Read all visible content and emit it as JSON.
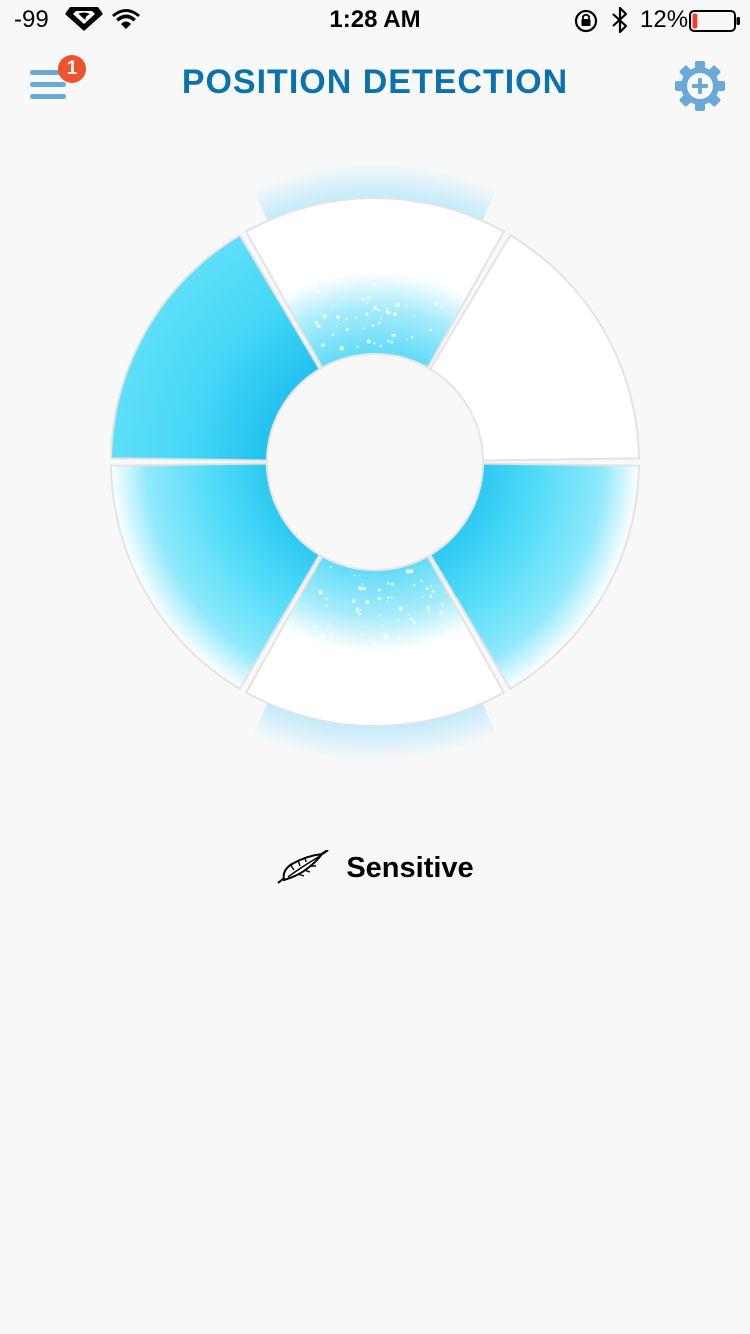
{
  "status_bar": {
    "signal": "-99",
    "time": "1:28 AM",
    "battery_percent": "12%",
    "battery_level": 0.12,
    "icons": [
      "superman-logo-icon",
      "wifi-icon",
      "rotation-lock-icon",
      "bluetooth-icon",
      "battery-icon"
    ]
  },
  "header": {
    "title": "POSITION DETECTION",
    "menu_badge": "1",
    "menu_icon": "hamburger-menu-icon",
    "settings_icon": "gear-plus-icon"
  },
  "ring": {
    "segments": [
      {
        "id": "top",
        "state": "particles"
      },
      {
        "id": "upper-right",
        "state": "off"
      },
      {
        "id": "lower-right",
        "state": "on"
      },
      {
        "id": "bottom",
        "state": "particles"
      },
      {
        "id": "lower-left",
        "state": "on"
      },
      {
        "id": "upper-left",
        "state": "on"
      }
    ]
  },
  "mode": {
    "label": "Sensitive",
    "icon": "feather-icon"
  },
  "colors": {
    "background": "#f8f8f8",
    "title": "#0b72b0",
    "menu_icon": "#6aa9d6",
    "settings_icon": "#6aa9d6",
    "badge": "#f0522d",
    "glow_blue": "#4dd6f7",
    "battery_low": "#ff3b30"
  }
}
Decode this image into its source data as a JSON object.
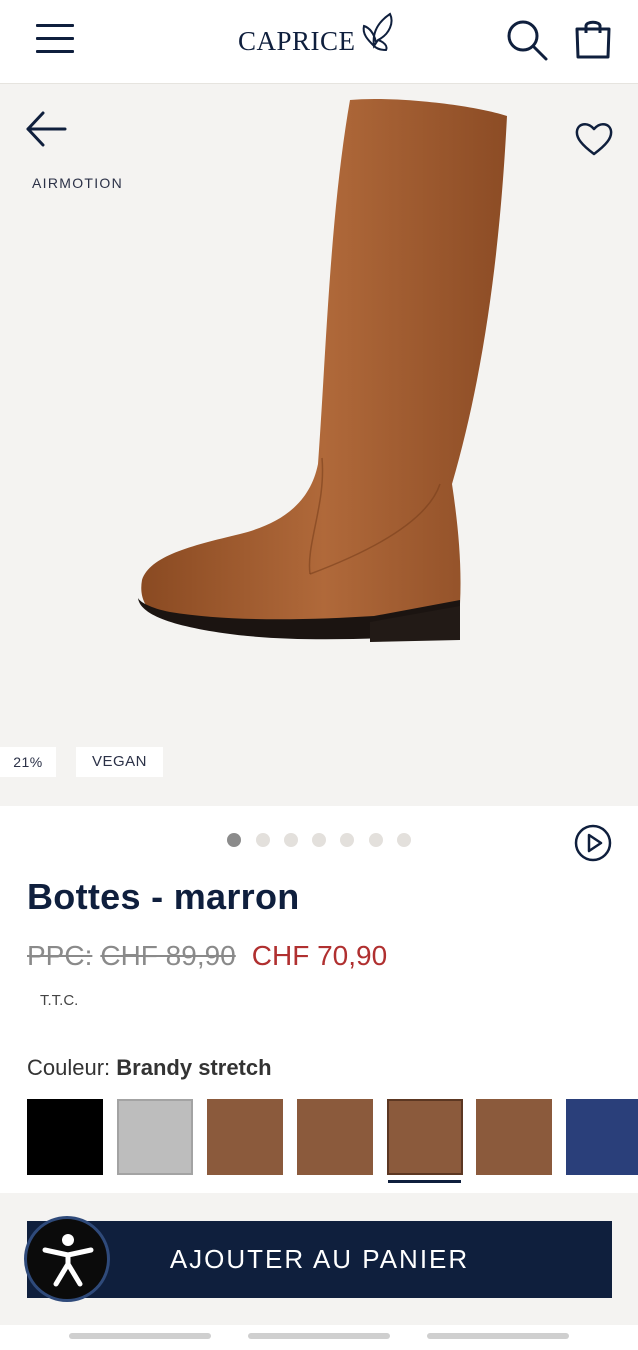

- SHORT EXERCISE -
Give every line above again exactly, with no pictures.

- ANSWER TO THIS TASK -
Read all visible content and emit it as JSON.
{
  "status_bar": {
    "signal": "-99",
    "time": "1:28 AM",
    "battery_percent": "12%",
    "battery_level": 0.12,
    "icons": [
      "superman-logo-icon",
      "wifi-icon",
      "rotation-lock-icon",
      "bluetooth-icon",
      "battery-icon"
    ]
  },
  "header": {
    "title": "POSITION DETECTION",
    "menu_badge": "1",
    "menu_icon": "hamburger-menu-icon",
    "settings_icon": "gear-plus-icon"
  },
  "ring": {
    "segments": [
      {
        "id": "top",
        "state": "particles"
      },
      {
        "id": "upper-right",
        "state": "off"
      },
      {
        "id": "lower-right",
        "state": "on"
      },
      {
        "id": "bottom",
        "state": "particles"
      },
      {
        "id": "lower-left",
        "state": "on"
      },
      {
        "id": "upper-left",
        "state": "on"
      }
    ]
  },
  "mode": {
    "label": "Sensitive",
    "icon": "feather-icon"
  },
  "colors": {
    "background": "#f8f8f8",
    "title": "#0b72b0",
    "menu_icon": "#6aa9d6",
    "settings_icon": "#6aa9d6",
    "badge": "#f0522d",
    "glow_blue": "#4dd6f7",
    "battery_low": "#ff3b30"
  }
}
Decode this image into its source data as a JSON object.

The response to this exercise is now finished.